Exercise inputs:
begin
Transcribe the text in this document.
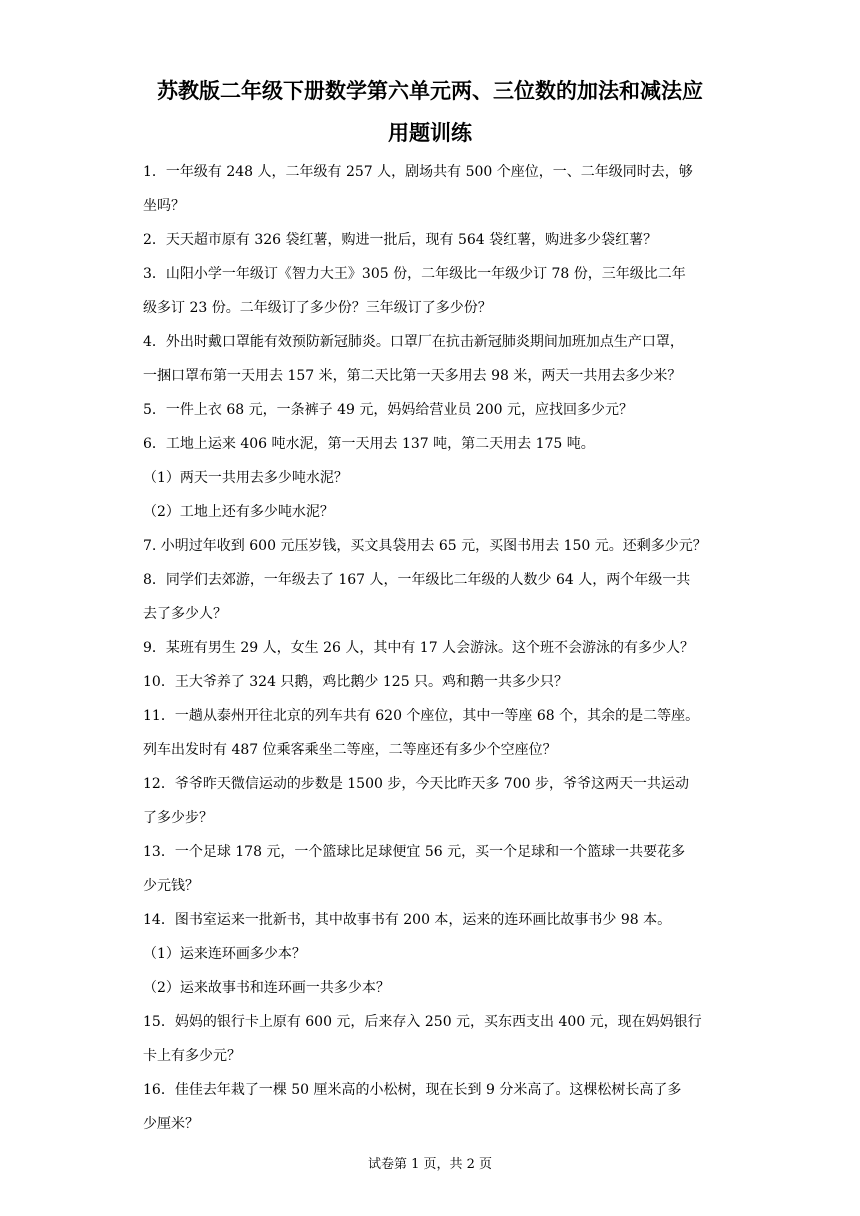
苏教版二年级下册数学第六单元两、三位数的加法和减法应
用题训练
1．一年级有 248 人，二年级有 257 人，剧场共有 500 个座位，一、二年级同时去，够
坐吗？
2．天天超市原有 326 袋红薯，购进一批后，现有 564 袋红薯，购进多少袋红薯？
3．山阳小学一年级订《智力大王》305 份，二年级比一年级少订 78 份，三年级比二年
级多订 23 份。二年级订了多少份？三年级订了多少份？
4．外出时戴口罩能有效预防新冠肺炎。口罩厂在抗击新冠肺炎期间加班加点生产口罩，
一捆口罩布第一天用去 157 米，第二天比第一天多用去 98 米，两天一共用去多少米？
5．一件上衣 68 元，一条裤子 49 元，妈妈给营业员 200 元，应找回多少元？
6．工地上运来 406 吨水泥，第一天用去 137 吨，第二天用去 175 吨。
（1）两天一共用去多少吨水泥？
（2）工地上还有多少吨水泥？
7. 小明过年收到 600 元压岁钱，买文具袋用去 65 元，买图书用去 150 元。还剩多少元？
8．同学们去郊游，一年级去了 167 人，一年级比二年级的人数少 64 人，两个年级一共
去了多少人？
9．某班有男生 29 人，女生 26 人，其中有 17 人会游泳。这个班不会游泳的有多少人？
10．王大爷养了 324 只鹅，鸡比鹅少 125 只。鸡和鹅一共多少只？
11．一趟从泰州开往北京的列车共有 620 个座位，其中一等座 68 个，其余的是二等座。
列车出发时有 487 位乘客乘坐二等座，二等座还有多少个空座位？
12．爷爷昨天微信运动的步数是 1500 步，今天比昨天多 700 步，爷爷这两天一共运动
了多少步？
13．一个足球 178 元，一个篮球比足球便宜 56 元，买一个足球和一个篮球一共要花多
少元钱？
14．图书室运来一批新书，其中故事书有 200 本，运来的连环画比故事书少 98 本。
（1）运来连环画多少本？
（2）运来故事书和连环画一共多少本？
15．妈妈的银行卡上原有 600 元，后来存入 250 元，买东西支出 400 元，现在妈妈银行
卡上有多少元？
16．佳佳去年栽了一棵 50 厘米高的小松树，现在长到 9 分米高了。这棵松树长高了多
少厘米？
试卷第 1 页，共 2 页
end
Requirement:
All the lines above are to be reproduced exactly, except the pictures.

Exercise answer:
Transcribe the text in this document.
苏教版二年级下册数学第六单元两、三位数的加法和减法应
用题训练
1．一年级有 248 人，二年级有 257 人，剧场共有 500 个座位，一、二年级同时去，够
坐吗？
2．天天超市原有 326 袋红薯，购进一批后，现有 564 袋红薯，购进多少袋红薯？
3．山阳小学一年级订《智力大王》305 份，二年级比一年级少订 78 份，三年级比二年
级多订 23 份。二年级订了多少份？三年级订了多少份？
4．外出时戴口罩能有效预防新冠肺炎。口罩厂在抗击新冠肺炎期间加班加点生产口罩，
一捆口罩布第一天用去 157 米，第二天比第一天多用去 98 米，两天一共用去多少米？
5．一件上衣 68 元，一条裤子 49 元，妈妈给营业员 200 元，应找回多少元？
6．工地上运来 406 吨水泥，第一天用去 137 吨，第二天用去 175 吨。
（1）两天一共用去多少吨水泥？
（2）工地上还有多少吨水泥？
7. 小明过年收到 600 元压岁钱，买文具袋用去 65 元，买图书用去 150 元。还剩多少元？
8．同学们去郊游，一年级去了 167 人，一年级比二年级的人数少 64 人，两个年级一共
去了多少人？
9．某班有男生 29 人，女生 26 人，其中有 17 人会游泳。这个班不会游泳的有多少人？
10．王大爷养了 324 只鹅，鸡比鹅少 125 只。鸡和鹅一共多少只？
11．一趟从泰州开往北京的列车共有 620 个座位，其中一等座 68 个，其余的是二等座。
列车出发时有 487 位乘客乘坐二等座，二等座还有多少个空座位？
12．爷爷昨天微信运动的步数是 1500 步，今天比昨天多 700 步，爷爷这两天一共运动
了多少步？
13．一个足球 178 元，一个篮球比足球便宜 56 元，买一个足球和一个篮球一共要花多
少元钱？
14．图书室运来一批新书，其中故事书有 200 本，运来的连环画比故事书少 98 本。
（1）运来连环画多少本？
（2）运来故事书和连环画一共多少本？
15．妈妈的银行卡上原有 600 元，后来存入 250 元，买东西支出 400 元，现在妈妈银行
卡上有多少元？
16．佳佳去年栽了一棵 50 厘米高的小松树，现在长到 9 分米高了。这棵松树长高了多
少厘米？
试卷第 1 页，共 2 页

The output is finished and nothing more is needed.